Provide only the number of lines in the data below that contain the string "JSON".

● **Data records**:
--- begin ---

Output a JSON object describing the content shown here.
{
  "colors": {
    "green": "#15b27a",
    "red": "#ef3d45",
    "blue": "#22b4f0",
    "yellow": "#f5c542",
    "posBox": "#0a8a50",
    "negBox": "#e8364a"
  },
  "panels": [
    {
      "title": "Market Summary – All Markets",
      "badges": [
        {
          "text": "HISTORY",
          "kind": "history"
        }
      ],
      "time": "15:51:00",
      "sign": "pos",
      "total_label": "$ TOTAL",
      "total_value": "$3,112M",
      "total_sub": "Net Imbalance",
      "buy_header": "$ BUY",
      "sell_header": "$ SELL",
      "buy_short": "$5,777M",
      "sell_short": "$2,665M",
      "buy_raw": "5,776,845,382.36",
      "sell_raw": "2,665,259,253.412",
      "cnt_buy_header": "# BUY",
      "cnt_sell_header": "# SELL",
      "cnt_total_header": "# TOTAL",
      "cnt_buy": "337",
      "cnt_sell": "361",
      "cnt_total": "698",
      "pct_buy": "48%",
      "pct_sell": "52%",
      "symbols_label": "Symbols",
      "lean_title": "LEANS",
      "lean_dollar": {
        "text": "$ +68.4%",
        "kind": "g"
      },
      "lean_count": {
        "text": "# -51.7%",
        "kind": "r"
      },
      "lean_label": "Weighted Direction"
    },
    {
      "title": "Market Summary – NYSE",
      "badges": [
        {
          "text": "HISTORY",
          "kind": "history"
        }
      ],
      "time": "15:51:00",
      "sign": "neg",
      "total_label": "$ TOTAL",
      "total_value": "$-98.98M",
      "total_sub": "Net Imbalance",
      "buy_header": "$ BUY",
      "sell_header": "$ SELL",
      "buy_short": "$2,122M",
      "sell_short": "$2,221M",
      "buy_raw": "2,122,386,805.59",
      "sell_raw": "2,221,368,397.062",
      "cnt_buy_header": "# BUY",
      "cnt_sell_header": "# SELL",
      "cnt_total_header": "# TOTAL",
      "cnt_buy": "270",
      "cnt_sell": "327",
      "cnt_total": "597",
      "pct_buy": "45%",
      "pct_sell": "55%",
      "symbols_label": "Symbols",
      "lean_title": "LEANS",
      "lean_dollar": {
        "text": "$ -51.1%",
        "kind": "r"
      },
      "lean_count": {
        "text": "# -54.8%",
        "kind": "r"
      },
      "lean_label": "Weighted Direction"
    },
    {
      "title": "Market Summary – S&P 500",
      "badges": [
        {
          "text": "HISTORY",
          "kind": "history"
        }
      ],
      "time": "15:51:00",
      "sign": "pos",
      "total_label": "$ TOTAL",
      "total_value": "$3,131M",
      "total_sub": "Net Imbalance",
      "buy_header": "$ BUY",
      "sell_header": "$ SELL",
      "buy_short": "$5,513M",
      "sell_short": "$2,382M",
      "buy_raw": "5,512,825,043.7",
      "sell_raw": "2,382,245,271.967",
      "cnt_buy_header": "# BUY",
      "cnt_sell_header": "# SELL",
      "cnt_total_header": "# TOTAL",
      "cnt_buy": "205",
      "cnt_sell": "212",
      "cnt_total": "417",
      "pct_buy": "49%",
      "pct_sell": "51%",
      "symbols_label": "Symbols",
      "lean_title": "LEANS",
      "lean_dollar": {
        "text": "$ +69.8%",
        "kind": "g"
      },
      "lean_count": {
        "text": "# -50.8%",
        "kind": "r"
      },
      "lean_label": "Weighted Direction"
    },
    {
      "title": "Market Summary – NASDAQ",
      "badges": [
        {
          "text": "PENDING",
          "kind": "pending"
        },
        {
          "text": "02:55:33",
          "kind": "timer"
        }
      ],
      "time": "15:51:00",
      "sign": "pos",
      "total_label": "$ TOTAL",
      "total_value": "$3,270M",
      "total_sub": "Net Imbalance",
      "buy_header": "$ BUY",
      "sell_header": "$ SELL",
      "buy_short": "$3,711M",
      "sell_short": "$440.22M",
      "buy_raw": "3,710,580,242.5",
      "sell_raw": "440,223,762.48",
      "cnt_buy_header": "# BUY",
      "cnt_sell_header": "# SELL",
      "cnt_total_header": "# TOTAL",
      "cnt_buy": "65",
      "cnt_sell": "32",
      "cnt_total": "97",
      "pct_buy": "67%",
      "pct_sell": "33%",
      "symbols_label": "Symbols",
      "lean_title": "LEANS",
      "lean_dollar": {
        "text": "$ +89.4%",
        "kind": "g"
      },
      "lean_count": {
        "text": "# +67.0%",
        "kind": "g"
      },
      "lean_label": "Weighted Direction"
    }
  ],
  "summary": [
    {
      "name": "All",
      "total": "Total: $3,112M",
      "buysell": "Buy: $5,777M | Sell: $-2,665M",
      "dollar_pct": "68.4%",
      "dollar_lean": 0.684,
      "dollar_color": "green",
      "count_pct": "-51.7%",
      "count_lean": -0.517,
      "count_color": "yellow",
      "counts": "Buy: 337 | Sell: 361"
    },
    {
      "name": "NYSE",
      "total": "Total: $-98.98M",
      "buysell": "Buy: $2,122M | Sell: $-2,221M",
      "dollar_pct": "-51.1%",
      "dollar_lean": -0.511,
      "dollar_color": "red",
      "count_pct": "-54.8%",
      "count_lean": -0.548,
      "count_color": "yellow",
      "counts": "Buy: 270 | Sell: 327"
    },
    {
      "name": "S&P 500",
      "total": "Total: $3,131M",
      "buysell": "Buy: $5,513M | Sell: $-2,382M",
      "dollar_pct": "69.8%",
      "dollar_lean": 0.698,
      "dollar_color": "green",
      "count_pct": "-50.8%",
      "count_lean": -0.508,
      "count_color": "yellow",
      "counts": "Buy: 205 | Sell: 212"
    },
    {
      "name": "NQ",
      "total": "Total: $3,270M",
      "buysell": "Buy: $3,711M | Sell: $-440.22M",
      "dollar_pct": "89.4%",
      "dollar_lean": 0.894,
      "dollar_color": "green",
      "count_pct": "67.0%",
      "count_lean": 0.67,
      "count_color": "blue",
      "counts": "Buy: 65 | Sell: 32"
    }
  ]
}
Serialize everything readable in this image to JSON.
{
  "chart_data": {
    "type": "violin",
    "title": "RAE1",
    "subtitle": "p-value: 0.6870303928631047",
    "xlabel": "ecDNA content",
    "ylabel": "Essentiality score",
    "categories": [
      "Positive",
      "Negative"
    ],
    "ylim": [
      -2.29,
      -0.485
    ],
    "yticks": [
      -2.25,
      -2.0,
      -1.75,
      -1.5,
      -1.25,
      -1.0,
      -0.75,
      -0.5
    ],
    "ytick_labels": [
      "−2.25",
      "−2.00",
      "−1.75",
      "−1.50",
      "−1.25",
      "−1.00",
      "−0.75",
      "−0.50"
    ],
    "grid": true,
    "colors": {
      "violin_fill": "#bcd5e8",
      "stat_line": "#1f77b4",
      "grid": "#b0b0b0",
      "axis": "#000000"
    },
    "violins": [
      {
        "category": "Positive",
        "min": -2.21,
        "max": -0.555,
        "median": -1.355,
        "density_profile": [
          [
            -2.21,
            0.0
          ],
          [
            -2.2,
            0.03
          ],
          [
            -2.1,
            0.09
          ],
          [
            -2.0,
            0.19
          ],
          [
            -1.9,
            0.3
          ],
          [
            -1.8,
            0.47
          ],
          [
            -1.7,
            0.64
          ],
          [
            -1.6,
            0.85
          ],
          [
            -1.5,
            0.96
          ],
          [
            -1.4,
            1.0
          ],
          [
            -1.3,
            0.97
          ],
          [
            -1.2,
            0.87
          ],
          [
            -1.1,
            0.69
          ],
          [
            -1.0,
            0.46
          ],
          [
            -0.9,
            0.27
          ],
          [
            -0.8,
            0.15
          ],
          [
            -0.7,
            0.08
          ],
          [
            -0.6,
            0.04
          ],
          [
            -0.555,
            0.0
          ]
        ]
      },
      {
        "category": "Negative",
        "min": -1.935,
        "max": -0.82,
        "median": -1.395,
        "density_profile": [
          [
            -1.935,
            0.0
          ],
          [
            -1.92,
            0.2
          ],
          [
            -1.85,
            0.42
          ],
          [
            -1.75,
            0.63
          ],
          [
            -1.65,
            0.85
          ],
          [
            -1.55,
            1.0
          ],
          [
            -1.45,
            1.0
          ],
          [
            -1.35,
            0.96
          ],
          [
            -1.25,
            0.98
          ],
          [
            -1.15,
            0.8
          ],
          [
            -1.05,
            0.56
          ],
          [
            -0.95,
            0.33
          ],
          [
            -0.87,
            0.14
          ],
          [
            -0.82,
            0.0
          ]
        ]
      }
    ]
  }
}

--- end ---

● **The solution**: 2